*THE TASK*: Identify each line below containing the string "según" and copy it.

*TASK MATERIAL*:
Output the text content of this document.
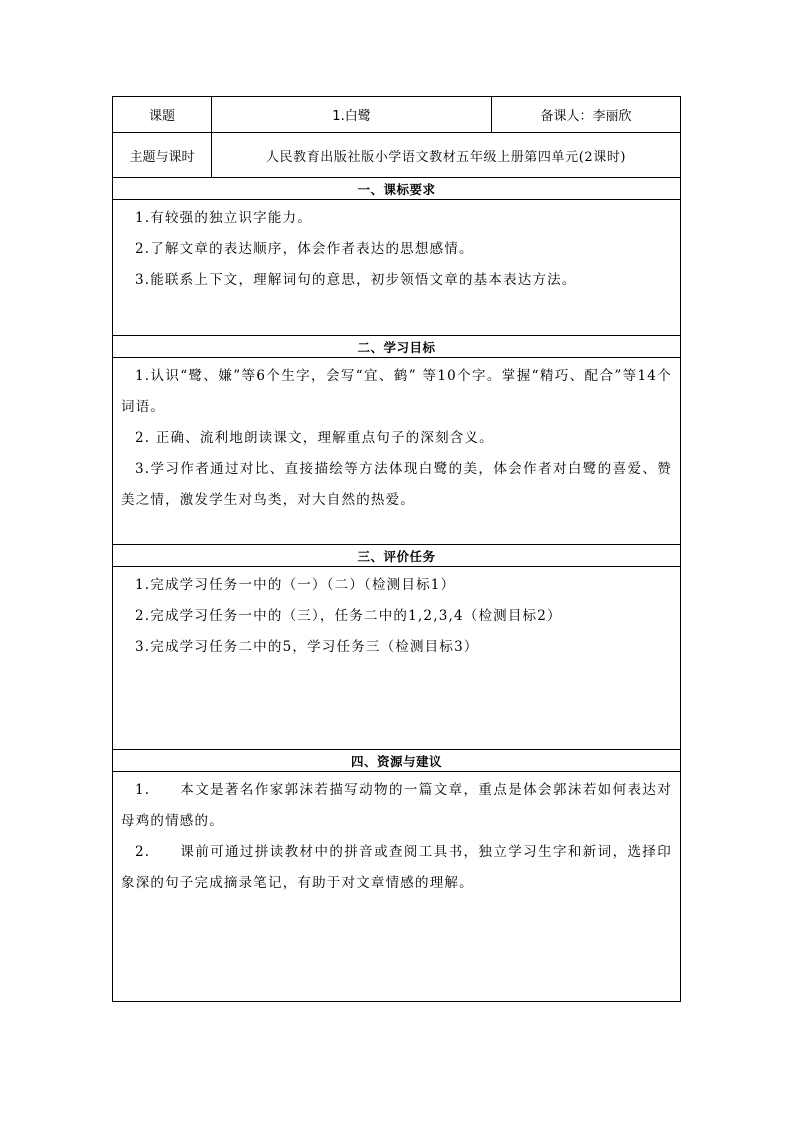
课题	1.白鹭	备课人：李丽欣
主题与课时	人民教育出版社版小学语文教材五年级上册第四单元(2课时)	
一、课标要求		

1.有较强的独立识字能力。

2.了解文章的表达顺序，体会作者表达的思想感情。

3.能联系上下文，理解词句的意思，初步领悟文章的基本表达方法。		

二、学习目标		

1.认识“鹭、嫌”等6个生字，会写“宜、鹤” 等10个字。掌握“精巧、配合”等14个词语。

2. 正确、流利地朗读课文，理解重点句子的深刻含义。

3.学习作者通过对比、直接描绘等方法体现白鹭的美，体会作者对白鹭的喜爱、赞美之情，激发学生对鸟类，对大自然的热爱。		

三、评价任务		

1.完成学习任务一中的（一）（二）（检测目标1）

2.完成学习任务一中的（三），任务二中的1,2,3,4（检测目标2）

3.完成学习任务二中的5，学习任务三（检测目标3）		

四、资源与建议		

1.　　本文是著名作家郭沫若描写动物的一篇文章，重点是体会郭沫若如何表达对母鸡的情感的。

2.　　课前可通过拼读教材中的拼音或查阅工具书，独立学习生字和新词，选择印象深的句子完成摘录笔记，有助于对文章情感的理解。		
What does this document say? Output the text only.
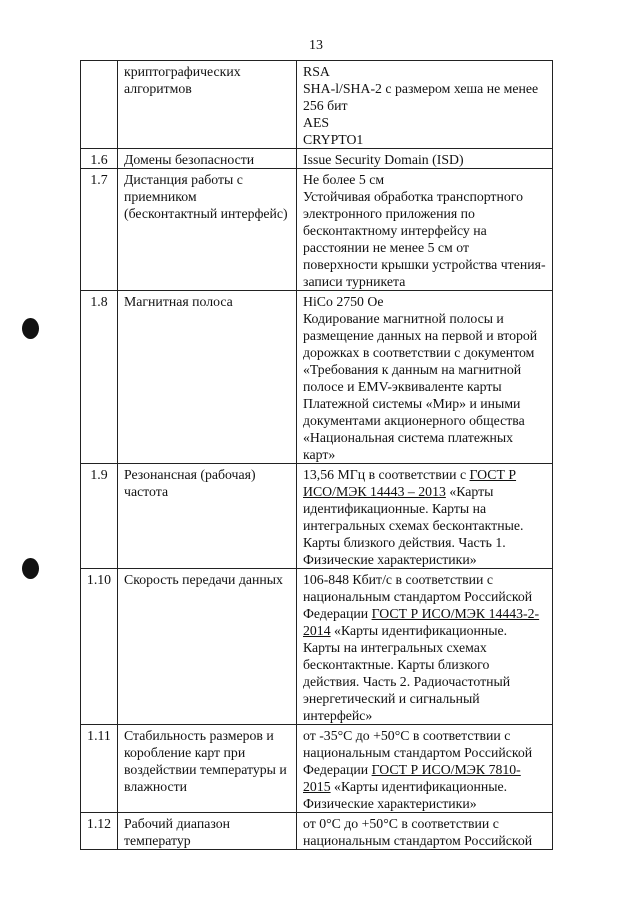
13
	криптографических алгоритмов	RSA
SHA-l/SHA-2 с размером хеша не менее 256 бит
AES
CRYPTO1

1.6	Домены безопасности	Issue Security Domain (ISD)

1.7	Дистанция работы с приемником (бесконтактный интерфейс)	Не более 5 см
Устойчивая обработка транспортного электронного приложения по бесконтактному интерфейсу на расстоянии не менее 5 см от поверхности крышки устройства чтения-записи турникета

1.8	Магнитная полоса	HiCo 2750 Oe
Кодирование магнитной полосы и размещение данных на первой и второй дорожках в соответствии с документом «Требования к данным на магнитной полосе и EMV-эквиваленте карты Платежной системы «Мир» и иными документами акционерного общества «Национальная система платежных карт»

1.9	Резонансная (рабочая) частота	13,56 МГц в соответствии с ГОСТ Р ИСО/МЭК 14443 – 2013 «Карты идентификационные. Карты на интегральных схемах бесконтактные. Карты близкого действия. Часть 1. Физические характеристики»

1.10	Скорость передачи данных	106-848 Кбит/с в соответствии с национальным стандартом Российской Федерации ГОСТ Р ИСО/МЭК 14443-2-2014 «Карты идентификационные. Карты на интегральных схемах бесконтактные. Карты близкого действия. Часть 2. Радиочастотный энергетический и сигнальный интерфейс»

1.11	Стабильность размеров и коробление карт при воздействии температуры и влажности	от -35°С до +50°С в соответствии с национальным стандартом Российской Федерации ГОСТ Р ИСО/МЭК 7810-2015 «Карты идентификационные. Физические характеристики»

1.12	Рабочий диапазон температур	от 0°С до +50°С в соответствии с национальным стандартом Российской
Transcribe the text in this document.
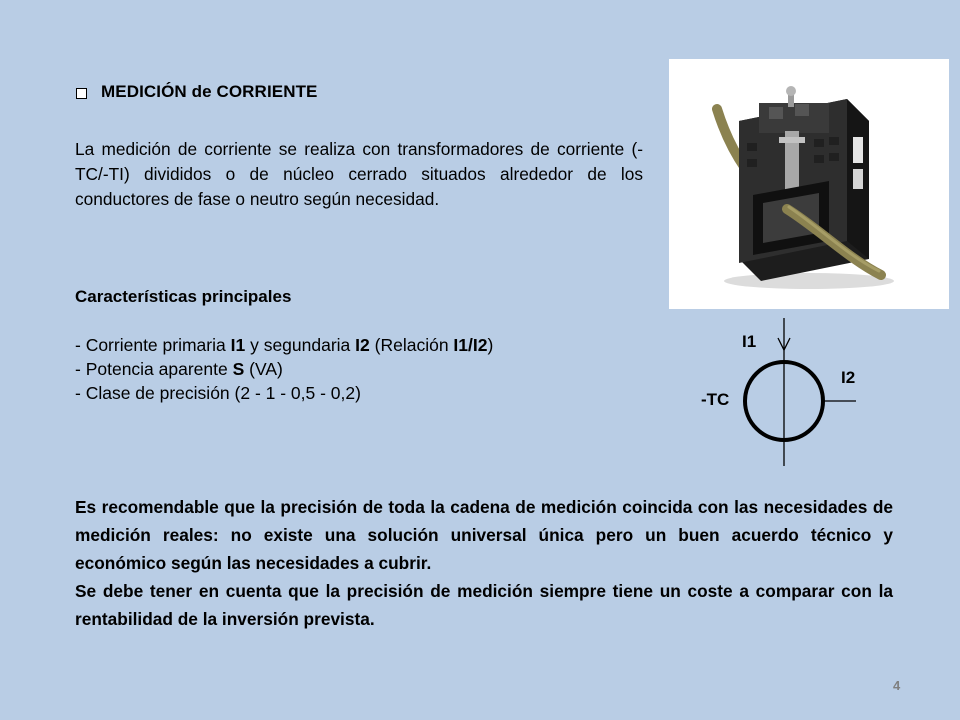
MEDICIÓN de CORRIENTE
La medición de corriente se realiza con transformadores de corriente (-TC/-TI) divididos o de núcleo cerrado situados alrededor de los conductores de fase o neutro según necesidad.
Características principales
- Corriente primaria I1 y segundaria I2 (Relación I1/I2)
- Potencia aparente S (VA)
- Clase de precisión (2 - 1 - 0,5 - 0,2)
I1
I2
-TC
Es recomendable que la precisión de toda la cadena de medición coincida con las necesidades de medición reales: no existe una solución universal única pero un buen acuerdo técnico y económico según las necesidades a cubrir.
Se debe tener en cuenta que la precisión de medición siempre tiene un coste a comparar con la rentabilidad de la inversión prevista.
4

*WRITTEN SOLUTION*:
La medición de corriente se realiza con transformadores de corriente (-TC/-TI) divididos o de núcleo cerrado situados alrededor de los conductores de fase o neutro según necesidad.
Es recomendable que la precisión de toda la cadena de medición coincida con las necesidades de medición reales: no existe una solución universal única pero un buen acuerdo técnico y económico según las necesidades a cubrir.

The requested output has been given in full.